┌─ INFORMATION SUPPLIED
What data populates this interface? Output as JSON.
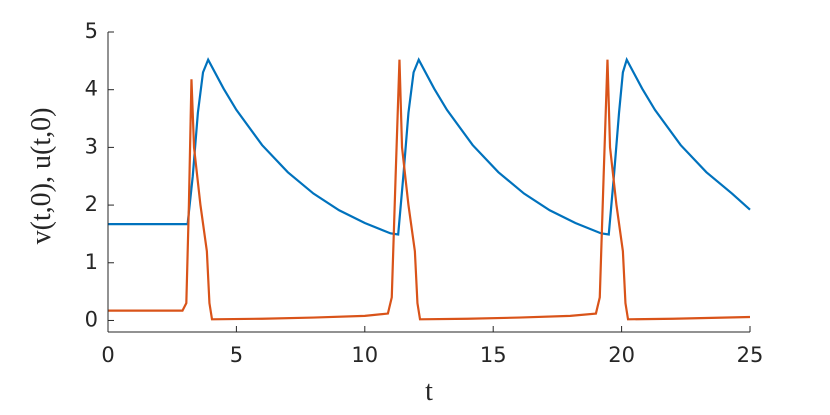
{
  "chart_data": {
    "type": "line",
    "xlabel": "t",
    "ylabel": "v(t,0), u(t,0)",
    "xlim": [
      0,
      25
    ],
    "ylim": [
      -0.2,
      5
    ],
    "xticks": [
      0,
      5,
      10,
      15,
      20,
      25
    ],
    "yticks": [
      0,
      1,
      2,
      3,
      4,
      5
    ],
    "series": [
      {
        "color": "#0072bd",
        "x": [
          0,
          3.1,
          3.3,
          3.5,
          3.7,
          3.9,
          4.5,
          5,
          6,
          7,
          8,
          9,
          10,
          11,
          11.3,
          11.5,
          11.7,
          11.9,
          12.1,
          12.7,
          13.2,
          14.2,
          15.2,
          16.2,
          17.2,
          18.2,
          19.2,
          19.5,
          19.7,
          19.9,
          20.05,
          20.2,
          20.8,
          21.3,
          22.3,
          23.3,
          24.3,
          25
        ],
        "values": [
          1.67,
          1.67,
          2.5,
          3.6,
          4.3,
          4.52,
          4.02,
          3.65,
          3.04,
          2.57,
          2.2,
          1.91,
          1.69,
          1.51,
          1.49,
          2.5,
          3.6,
          4.3,
          4.52,
          4.02,
          3.65,
          3.04,
          2.57,
          2.2,
          1.91,
          1.69,
          1.51,
          1.49,
          2.5,
          3.6,
          4.3,
          4.52,
          4.02,
          3.65,
          3.04,
          2.57,
          2.2,
          1.92
        ]
      },
      {
        "color": "#d95319",
        "x": [
          0,
          2.9,
          3.05,
          3.15,
          3.25,
          3.35,
          3.6,
          3.85,
          3.95,
          4.05,
          6,
          8,
          10,
          10.9,
          11.05,
          11.2,
          11.35,
          11.45,
          11.7,
          11.95,
          12.05,
          12.15,
          14,
          16,
          18,
          19,
          19.15,
          19.3,
          19.45,
          19.55,
          19.8,
          20.05,
          20.15,
          20.25,
          22,
          25
        ],
        "values": [
          0.17,
          0.17,
          0.3,
          2.0,
          4.18,
          3.0,
          2.0,
          1.2,
          0.3,
          0.02,
          0.03,
          0.05,
          0.08,
          0.12,
          0.4,
          2.5,
          4.52,
          3.0,
          2.0,
          1.2,
          0.3,
          0.02,
          0.03,
          0.05,
          0.08,
          0.12,
          0.4,
          2.5,
          4.52,
          3.0,
          2.0,
          1.2,
          0.3,
          0.02,
          0.03,
          0.06
        ]
      }
    ]
  }
}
└─
● WORK TO COMPLETE: Reproduce the entries above exactly. Do not include the images.

● EXERCISE RESULT:
What data populates this interface? Output as JSON.
{
  "chart_data": {
    "type": "line",
    "xlabel": "t",
    "ylabel": "v(t,0), u(t,0)",
    "xlim": [
      0,
      25
    ],
    "ylim": [
      -0.2,
      5
    ],
    "xticks": [
      0,
      5,
      10,
      15,
      20,
      25
    ],
    "yticks": [
      0,
      1,
      2,
      3,
      4,
      5
    ],
    "series": [
      {
        "color": "#0072bd",
        "x": [
          0,
          3.1,
          3.3,
          3.5,
          3.7,
          3.9,
          4.5,
          5,
          6,
          7,
          8,
          9,
          10,
          11,
          11.3,
          11.5,
          11.7,
          11.9,
          12.1,
          12.7,
          13.2,
          14.2,
          15.2,
          16.2,
          17.2,
          18.2,
          19.2,
          19.5,
          19.7,
          19.9,
          20.05,
          20.2,
          20.8,
          21.3,
          22.3,
          23.3,
          24.3,
          25
        ],
        "values": [
          1.67,
          1.67,
          2.5,
          3.6,
          4.3,
          4.52,
          4.02,
          3.65,
          3.04,
          2.57,
          2.2,
          1.91,
          1.69,
          1.51,
          1.49,
          2.5,
          3.6,
          4.3,
          4.52,
          4.02,
          3.65,
          3.04,
          2.57,
          2.2,
          1.91,
          1.69,
          1.51,
          1.49,
          2.5,
          3.6,
          4.3,
          4.52,
          4.02,
          3.65,
          3.04,
          2.57,
          2.2,
          1.92
        ]
      },
      {
        "color": "#d95319",
        "x": [
          0,
          2.9,
          3.05,
          3.15,
          3.25,
          3.35,
          3.6,
          3.85,
          3.95,
          4.05,
          6,
          8,
          10,
          10.9,
          11.05,
          11.2,
          11.35,
          11.45,
          11.7,
          11.95,
          12.05,
          12.15,
          14,
          16,
          18,
          19,
          19.15,
          19.3,
          19.45,
          19.55,
          19.8,
          20.05,
          20.15,
          20.25,
          22,
          25
        ],
        "values": [
          0.17,
          0.17,
          0.3,
          2.0,
          4.18,
          3.0,
          2.0,
          1.2,
          0.3,
          0.02,
          0.03,
          0.05,
          0.08,
          0.12,
          0.4,
          2.5,
          4.52,
          3.0,
          2.0,
          1.2,
          0.3,
          0.02,
          0.03,
          0.05,
          0.08,
          0.12,
          0.4,
          2.5,
          4.52,
          3.0,
          2.0,
          1.2,
          0.3,
          0.02,
          0.03,
          0.06
        ]
      }
    ]
  }
}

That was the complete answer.